Gather each line of the records where "השכירים" appears.
··· Given records
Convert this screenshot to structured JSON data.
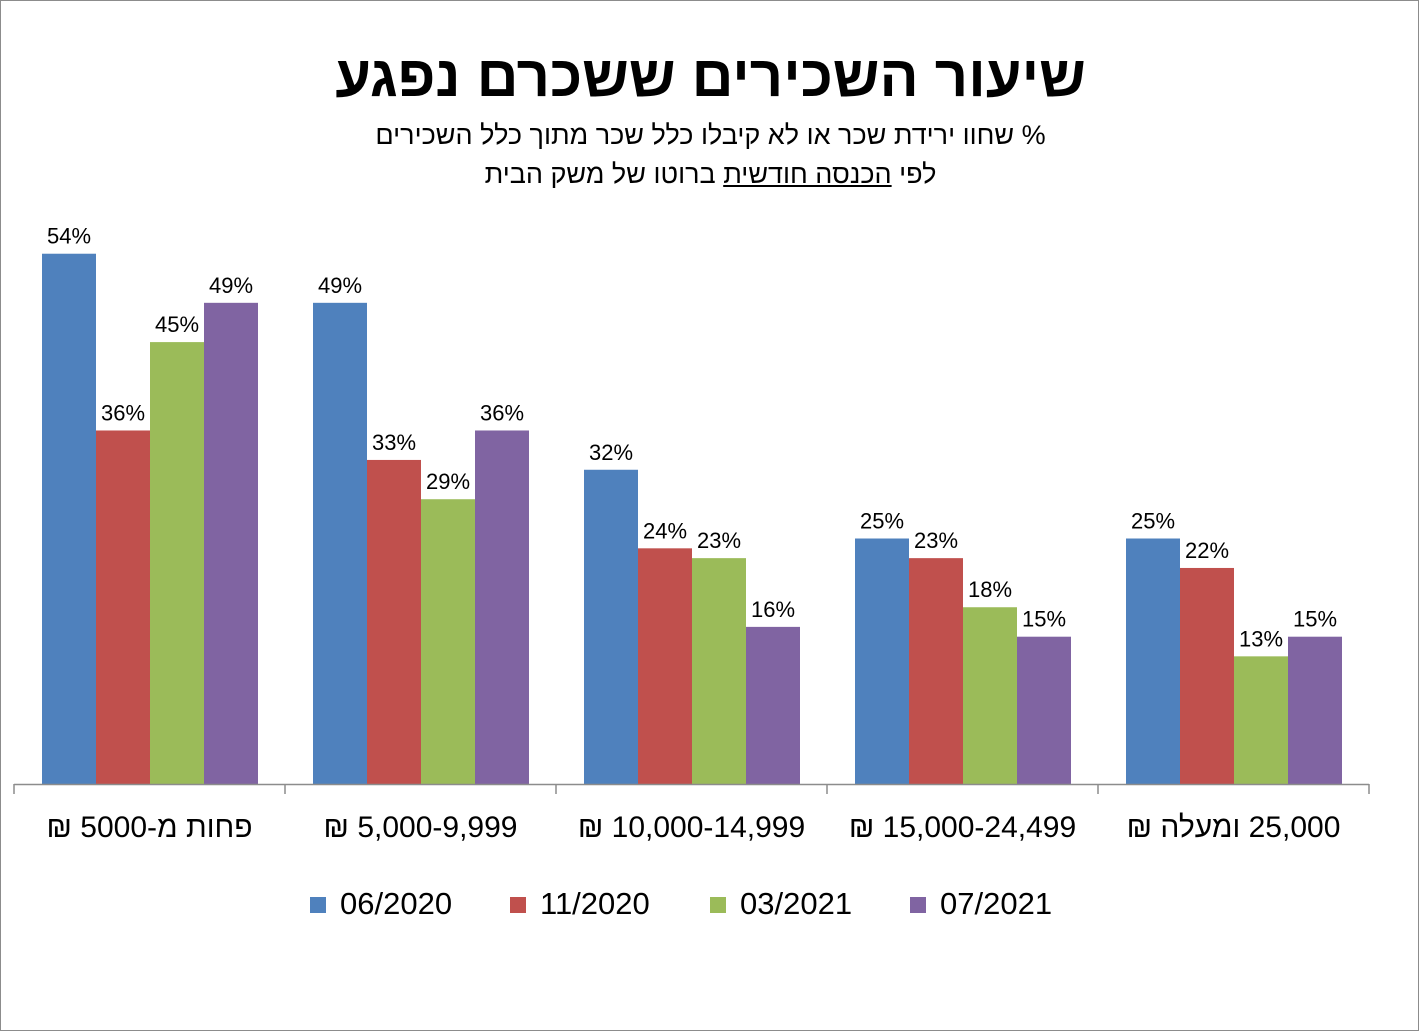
{
  "chart_data": {
    "type": "bar",
    "title": "שיעור השכירים ששכרם נפגע",
    "subtitle_line1": "% שחוו ירידת שכר או לא קיבלו כלל שכר מתוך כלל השכירים",
    "subtitle_line2_prefix": "לפי",
    "subtitle_line2_underlined": "הכנסה חודשית",
    "subtitle_line2_suffix": "ברוטו של משק הבית",
    "categories": [
      "פחות מ-5000 ₪",
      "5,000-9,999 ₪",
      "10,000-14,999 ₪",
      "15,000-24,499 ₪",
      "25,000 ומעלה ₪"
    ],
    "series": [
      {
        "name": "06/2020",
        "color": "#4f81bd",
        "values": [
          54,
          49,
          32,
          25,
          25
        ],
        "labels": [
          "54%",
          "49%",
          "32%",
          "25%",
          "25%"
        ]
      },
      {
        "name": "11/2020",
        "color": "#c0504d",
        "values": [
          36,
          33,
          24,
          23,
          22
        ],
        "labels": [
          "36%",
          "33%",
          "24%",
          "23%",
          "22%"
        ]
      },
      {
        "name": "03/2021",
        "color": "#9bbb59",
        "values": [
          45,
          29,
          23,
          18,
          13
        ],
        "labels": [
          "45%",
          "29%",
          "23%",
          "18%",
          "13%"
        ]
      },
      {
        "name": "07/2021",
        "color": "#8064a2",
        "values": [
          49,
          36,
          16,
          15,
          15
        ],
        "labels": [
          "49%",
          "36%",
          "16%",
          "15%",
          "15%"
        ]
      }
    ],
    "ylim": [
      0,
      60
    ],
    "grid": false,
    "legend_position": "bottom"
  }
}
······
*The completed task*
    "title": "שיעור השכירים ששכרם נפגע",
    "subtitle_line1": "% שחוו ירידת שכר או לא קיבלו כלל שכר מתוך כלל השכירים",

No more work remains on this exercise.